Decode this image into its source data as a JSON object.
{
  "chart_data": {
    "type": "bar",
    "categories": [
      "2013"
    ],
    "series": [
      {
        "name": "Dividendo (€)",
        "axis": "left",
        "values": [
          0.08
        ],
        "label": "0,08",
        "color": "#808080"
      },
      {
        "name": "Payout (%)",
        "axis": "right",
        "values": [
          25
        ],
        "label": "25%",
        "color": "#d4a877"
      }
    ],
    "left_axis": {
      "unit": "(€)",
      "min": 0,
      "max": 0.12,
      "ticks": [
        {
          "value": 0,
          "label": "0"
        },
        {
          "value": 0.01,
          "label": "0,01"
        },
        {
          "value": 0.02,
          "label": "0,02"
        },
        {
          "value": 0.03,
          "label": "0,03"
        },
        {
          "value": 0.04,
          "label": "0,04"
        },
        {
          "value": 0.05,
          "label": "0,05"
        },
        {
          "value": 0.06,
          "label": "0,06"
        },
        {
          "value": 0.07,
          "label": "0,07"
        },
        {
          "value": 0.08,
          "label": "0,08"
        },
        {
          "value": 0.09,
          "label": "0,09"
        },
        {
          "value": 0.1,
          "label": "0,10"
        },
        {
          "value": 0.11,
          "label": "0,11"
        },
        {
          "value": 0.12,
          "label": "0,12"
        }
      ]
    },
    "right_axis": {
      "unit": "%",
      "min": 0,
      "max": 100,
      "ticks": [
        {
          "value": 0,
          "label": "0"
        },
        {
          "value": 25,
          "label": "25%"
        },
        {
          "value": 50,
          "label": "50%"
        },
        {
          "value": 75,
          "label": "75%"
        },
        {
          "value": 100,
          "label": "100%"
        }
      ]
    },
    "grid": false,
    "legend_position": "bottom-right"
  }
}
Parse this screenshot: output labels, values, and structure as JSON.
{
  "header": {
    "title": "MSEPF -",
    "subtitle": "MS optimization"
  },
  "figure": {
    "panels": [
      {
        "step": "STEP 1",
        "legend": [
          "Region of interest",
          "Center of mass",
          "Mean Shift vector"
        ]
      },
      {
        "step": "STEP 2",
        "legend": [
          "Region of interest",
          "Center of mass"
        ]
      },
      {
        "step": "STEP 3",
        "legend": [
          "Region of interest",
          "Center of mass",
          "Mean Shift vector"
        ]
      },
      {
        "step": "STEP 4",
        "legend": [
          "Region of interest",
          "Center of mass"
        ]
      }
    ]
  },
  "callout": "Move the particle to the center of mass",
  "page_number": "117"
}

+---+

**Prompt:**
Print the whole listing again, exactly.

**Output of the exercise:**
Decode this image into its source data as a JSON object.
{
  "chart_data": {
    "type": "bar",
    "categories": [
      "2013"
    ],
    "series": [
      {
        "name": "Dividendo (€)",
        "axis": "left",
        "values": [
          0.08
        ],
        "label": "0,08",
        "color": "#808080"
      },
      {
        "name": "Payout (%)",
        "axis": "right",
        "values": [
          25
        ],
        "label": "25%",
        "color": "#d4a877"
      }
    ],
    "left_axis": {
      "unit": "(€)",
      "min": 0,
      "max": 0.12,
      "ticks": [
        {
          "value": 0,
          "label": "0"
        },
        {
          "value": 0.01,
          "label": "0,01"
        },
        {
          "value": 0.02,
          "label": "0,02"
        },
        {
          "value": 0.03,
          "label": "0,03"
        },
        {
          "value": 0.04,
          "label": "0,04"
        },
        {
          "value": 0.05,
          "label": "0,05"
        },
        {
          "value": 0.06,
          "label": "0,06"
        },
        {
          "value": 0.07,
          "label": "0,07"
        },
        {
          "value": 0.08,
          "label": "0,08"
        },
        {
          "value": 0.09,
          "label": "0,09"
        },
        {
          "value": 0.1,
          "label": "0,10"
        },
        {
          "value": 0.11,
          "label": "0,11"
        },
        {
          "value": 0.12,
          "label": "0,12"
        }
      ]
    },
    "right_axis": {
      "unit": "%",
      "min": 0,
      "max": 100,
      "ticks": [
        {
          "value": 0,
          "label": "0"
        },
        {
          "value": 25,
          "label": "25%"
        },
        {
          "value": 50,
          "label": "50%"
        },
        {
          "value": 75,
          "label": "75%"
        },
        {
          "value": 100,
          "label": "100%"
        }
      ]
    },
    "grid": false,
    "legend_position": "bottom-right"
  }
}
Parse this screenshot: output labels, values, and structure as JSON.
{
  "header": {
    "title": "MSEPF -",
    "subtitle": "MS optimization"
  },
  "figure": {
    "panels": [
      {
        "step": "STEP 1",
        "legend": [
          "Region of interest",
          "Center of mass",
          "Mean Shift vector"
        ]
      },
      {
        "step": "STEP 2",
        "legend": [
          "Region of interest",
          "Center of mass"
        ]
      },
      {
        "step": "STEP 3",
        "legend": [
          "Region of interest",
          "Center of mass",
          "Mean Shift vector"
        ]
      },
      {
        "step": "STEP 4",
        "legend": [
          "Region of interest",
          "Center of mass"
        ]
      }
    ]
  },
  "callout": "Move the particle to the center of mass",
  "page_number": "117"
}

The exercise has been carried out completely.